** start **
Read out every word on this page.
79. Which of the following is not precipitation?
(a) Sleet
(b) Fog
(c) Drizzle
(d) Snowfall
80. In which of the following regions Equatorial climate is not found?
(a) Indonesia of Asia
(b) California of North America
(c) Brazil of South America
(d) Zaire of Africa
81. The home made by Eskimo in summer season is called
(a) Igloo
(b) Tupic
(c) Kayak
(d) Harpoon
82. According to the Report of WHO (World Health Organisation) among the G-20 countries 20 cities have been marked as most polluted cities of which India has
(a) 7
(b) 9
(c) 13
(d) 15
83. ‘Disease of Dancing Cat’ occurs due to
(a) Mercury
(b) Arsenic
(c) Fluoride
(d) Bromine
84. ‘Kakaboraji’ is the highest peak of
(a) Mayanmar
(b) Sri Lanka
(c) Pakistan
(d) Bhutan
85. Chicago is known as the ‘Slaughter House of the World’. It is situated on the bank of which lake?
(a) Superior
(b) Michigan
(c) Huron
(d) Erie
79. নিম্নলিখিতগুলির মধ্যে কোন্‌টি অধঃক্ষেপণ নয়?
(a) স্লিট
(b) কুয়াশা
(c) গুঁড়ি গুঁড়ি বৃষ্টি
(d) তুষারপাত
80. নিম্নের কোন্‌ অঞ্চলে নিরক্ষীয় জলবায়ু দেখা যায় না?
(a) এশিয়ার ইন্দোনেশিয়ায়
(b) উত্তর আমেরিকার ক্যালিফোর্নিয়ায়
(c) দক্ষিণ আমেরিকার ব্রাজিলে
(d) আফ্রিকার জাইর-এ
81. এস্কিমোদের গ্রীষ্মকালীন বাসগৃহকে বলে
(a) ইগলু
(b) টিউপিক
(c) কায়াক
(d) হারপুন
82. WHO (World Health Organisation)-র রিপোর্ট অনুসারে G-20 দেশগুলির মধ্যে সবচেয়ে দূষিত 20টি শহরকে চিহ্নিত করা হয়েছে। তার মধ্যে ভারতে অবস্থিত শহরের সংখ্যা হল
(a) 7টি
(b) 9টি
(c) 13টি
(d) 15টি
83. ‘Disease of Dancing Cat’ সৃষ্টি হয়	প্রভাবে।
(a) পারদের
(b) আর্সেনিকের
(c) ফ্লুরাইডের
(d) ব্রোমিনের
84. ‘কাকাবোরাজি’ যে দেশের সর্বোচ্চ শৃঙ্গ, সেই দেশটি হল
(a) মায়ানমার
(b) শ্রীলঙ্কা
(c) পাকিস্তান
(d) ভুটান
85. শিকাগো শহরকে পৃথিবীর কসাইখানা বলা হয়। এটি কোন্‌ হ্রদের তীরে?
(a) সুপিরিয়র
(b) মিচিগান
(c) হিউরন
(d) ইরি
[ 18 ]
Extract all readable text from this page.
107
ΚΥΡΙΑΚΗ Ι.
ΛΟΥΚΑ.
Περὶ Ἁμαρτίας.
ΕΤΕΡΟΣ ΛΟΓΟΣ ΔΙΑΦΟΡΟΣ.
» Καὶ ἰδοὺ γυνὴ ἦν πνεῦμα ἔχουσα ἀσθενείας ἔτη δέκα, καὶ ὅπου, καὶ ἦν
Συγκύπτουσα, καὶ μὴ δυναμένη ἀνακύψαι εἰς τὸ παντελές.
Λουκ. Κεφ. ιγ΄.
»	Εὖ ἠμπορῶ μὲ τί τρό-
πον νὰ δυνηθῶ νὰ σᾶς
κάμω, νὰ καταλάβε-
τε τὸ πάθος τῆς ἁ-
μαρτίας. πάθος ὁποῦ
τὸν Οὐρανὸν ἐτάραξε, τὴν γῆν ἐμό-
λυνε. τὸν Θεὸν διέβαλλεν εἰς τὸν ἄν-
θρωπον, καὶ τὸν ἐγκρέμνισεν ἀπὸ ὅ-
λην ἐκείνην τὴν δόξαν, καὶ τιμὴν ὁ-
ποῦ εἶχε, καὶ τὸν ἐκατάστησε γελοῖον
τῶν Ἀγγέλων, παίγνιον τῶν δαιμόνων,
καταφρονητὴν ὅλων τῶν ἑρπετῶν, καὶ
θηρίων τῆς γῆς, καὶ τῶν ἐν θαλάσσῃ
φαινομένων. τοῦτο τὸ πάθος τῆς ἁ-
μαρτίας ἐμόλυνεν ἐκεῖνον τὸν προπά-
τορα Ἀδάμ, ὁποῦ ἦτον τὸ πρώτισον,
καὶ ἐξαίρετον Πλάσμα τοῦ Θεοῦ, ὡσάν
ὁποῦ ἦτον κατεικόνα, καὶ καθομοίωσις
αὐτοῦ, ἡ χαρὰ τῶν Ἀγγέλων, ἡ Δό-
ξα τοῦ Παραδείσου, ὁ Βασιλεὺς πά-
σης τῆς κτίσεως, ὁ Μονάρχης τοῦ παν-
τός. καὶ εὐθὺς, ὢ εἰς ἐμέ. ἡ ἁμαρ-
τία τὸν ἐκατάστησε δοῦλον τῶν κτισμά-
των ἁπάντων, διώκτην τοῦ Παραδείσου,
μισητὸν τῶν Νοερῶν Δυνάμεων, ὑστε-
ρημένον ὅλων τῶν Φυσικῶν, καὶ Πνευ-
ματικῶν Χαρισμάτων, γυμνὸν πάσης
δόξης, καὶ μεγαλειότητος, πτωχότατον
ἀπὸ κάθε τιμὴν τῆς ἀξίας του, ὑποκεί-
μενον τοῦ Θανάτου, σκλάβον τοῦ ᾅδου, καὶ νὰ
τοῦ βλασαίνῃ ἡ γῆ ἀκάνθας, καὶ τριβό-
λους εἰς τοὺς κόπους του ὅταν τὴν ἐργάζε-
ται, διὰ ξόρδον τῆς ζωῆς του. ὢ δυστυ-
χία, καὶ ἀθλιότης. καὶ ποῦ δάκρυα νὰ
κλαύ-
** end **
The exercise: Output every line above without altering anything.

Written response:
Read out every word on this page.
79. Which of the following is not precipitation?
(a) Sleet
(b) Fog
(c) Drizzle
(d) Snowfall
80. In which of the following regions Equatorial climate is not found?
(a) Indonesia of Asia
(b) California of North America
(c) Brazil of South America
(d) Zaire of Africa
81. The home made by Eskimo in summer season is called
(a) Igloo
(b) Tupic
(c) Kayak
(d) Harpoon
82. According to the Report of WHO (World Health Organisation) among the G-20 countries 20 cities have been marked as most polluted cities of which India has
(a) 7
(b) 9
(c) 13
(d) 15
83. ‘Disease of Dancing Cat’ occurs due to
(a) Mercury
(b) Arsenic
(c) Fluoride
(d) Bromine
84. ‘Kakaboraji’ is the highest peak of
(a) Mayanmar
(b) Sri Lanka
(c) Pakistan
(d) Bhutan
85. Chicago is known as the ‘Slaughter House of the World’. It is situated on the bank of which lake?
(a) Superior
(b) Michigan
(c) Huron
(d) Erie
79. নিম্নলিখিতগুলির মধ্যে কোন্‌টি অধঃক্ষেপণ নয়?
(a) স্লিট
(b) কুয়াশা
(c) গুঁড়ি গুঁড়ি বৃষ্টি
(d) তুষারপাত
80. নিম্নের কোন্‌ অঞ্চলে নিরক্ষীয় জলবায়ু দেখা যায় না?
(a) এশিয়ার ইন্দোনেশিয়ায়
(b) উত্তর আমেরিকার ক্যালিফোর্নিয়ায়
(c) দক্ষিণ আমেরিকার ব্রাজিলে
(d) আফ্রিকার জাইর-এ
81. এস্কিমোদের গ্রীষ্মকালীন বাসগৃহকে বলে
(a) ইগলু
(b) টিউপিক
(c) কায়াক
(d) হারপুন
82. WHO (World Health Organisation)-র রিপোর্ট অনুসারে G-20 দেশগুলির মধ্যে সবচেয়ে দূষিত 20টি শহরকে চিহ্নিত করা হয়েছে। তার মধ্যে ভারতে অবস্থিত শহরের সংখ্যা হল
(a) 7টি
(b) 9টি
(c) 13টি
(d) 15টি
83. ‘Disease of Dancing Cat’ সৃষ্টি হয়	প্রভাবে।
(a) পারদের
(b) আর্সেনিকের
(c) ফ্লুরাইডের
(d) ব্রোমিনের
84. ‘কাকাবোরাজি’ যে দেশের সর্বোচ্চ শৃঙ্গ, সেই দেশটি হল
(a) মায়ানমার
(b) শ্রীলঙ্কা
(c) পাকিস্তান
(d) ভুটান
85. শিকাগো শহরকে পৃথিবীর কসাইখানা বলা হয়। এটি কোন্‌ হ্রদের তীরে?
(a) সুপিরিয়র
(b) মিচিগান
(c) হিউরন
(d) ইরি
[ 18 ]
Extract all readable text from this page.
107
ΚΥΡΙΑΚΗ Ι.
ΛΟΥΚΑ.
Περὶ Ἁμαρτίας.
ΕΤΕΡΟΣ ΛΟΓΟΣ ΔΙΑΦΟΡΟΣ.
» Καὶ ἰδοὺ γυνὴ ἦν πνεῦμα ἔχουσα ἀσθενείας ἔτη δέκα, καὶ ὅπου, καὶ ἦν
Συγκύπτουσα, καὶ μὴ δυναμένη ἀνακύψαι εἰς τὸ παντελές.
Λουκ. Κεφ. ιγ΄.
»	Εὖ ἠμπορῶ μὲ τί τρό-
πον νὰ δυνηθῶ νὰ σᾶς
κάμω, νὰ καταλάβε-
τε τὸ πάθος τῆς ἁ-
μαρτίας. πάθος ὁποῦ
τὸν Οὐρανὸν ἐτάραξε, τὴν γῆν ἐμό-
λυνε. τὸν Θεὸν διέβαλλεν εἰς τὸν ἄν-
θρωπον, καὶ τὸν ἐγκρέμνισεν ἀπὸ ὅ-
λην ἐκείνην τὴν δόξαν, καὶ τιμὴν ὁ-
ποῦ εἶχε, καὶ τὸν ἐκατάστησε γελοῖον
τῶν Ἀγγέλων, παίγνιον τῶν δαιμόνων,
καταφρονητὴν ὅλων τῶν ἑρπετῶν, καὶ
θηρίων τῆς γῆς, καὶ τῶν ἐν θαλάσσῃ
φαινομένων. τοῦτο τὸ πάθος τῆς ἁ-
μαρτίας ἐμόλυνεν ἐκεῖνον τὸν προπά-
τορα Ἀδάμ, ὁποῦ ἦτον τὸ πρώτισον,
καὶ ἐξαίρετον Πλάσμα τοῦ Θεοῦ, ὡσάν
ὁποῦ ἦτον κατεικόνα, καὶ καθομοίωσις
αὐτοῦ, ἡ χαρὰ τῶν Ἀγγέλων, ἡ Δό-
ξα τοῦ Παραδείσου, ὁ Βασιλεὺς πά-
σης τῆς κτίσεως, ὁ Μονάρχης τοῦ παν-
τός. καὶ εὐθὺς, ὢ εἰς ἐμέ. ἡ ἁμαρ-
τία τὸν ἐκατάστησε δοῦλον τῶν κτισμά-
των ἁπάντων, διώκτην τοῦ Παραδείσου,
μισητὸν τῶν Νοερῶν Δυνάμεων, ὑστε-
ρημένον ὅλων τῶν Φυσικῶν, καὶ Πνευ-
ματικῶν Χαρισμάτων, γυμνὸν πάσης
δόξης, καὶ μεγαλειότητος, πτωχότατον
ἀπὸ κάθε τιμὴν τῆς ἀξίας του, ὑποκεί-
μενον τοῦ Θανάτου, σκλάβον τοῦ ᾅδου, καὶ νὰ
τοῦ βλασαίνῃ ἡ γῆ ἀκάνθας, καὶ τριβό-
λους εἰς τοὺς κόπους του ὅταν τὴν ἐργάζε-
ται, διὰ ξόρδον τῆς ζωῆς του. ὢ δυστυ-
χία, καὶ ἀθλιότης. καὶ ποῦ δάκρυα νὰ
κλαύ-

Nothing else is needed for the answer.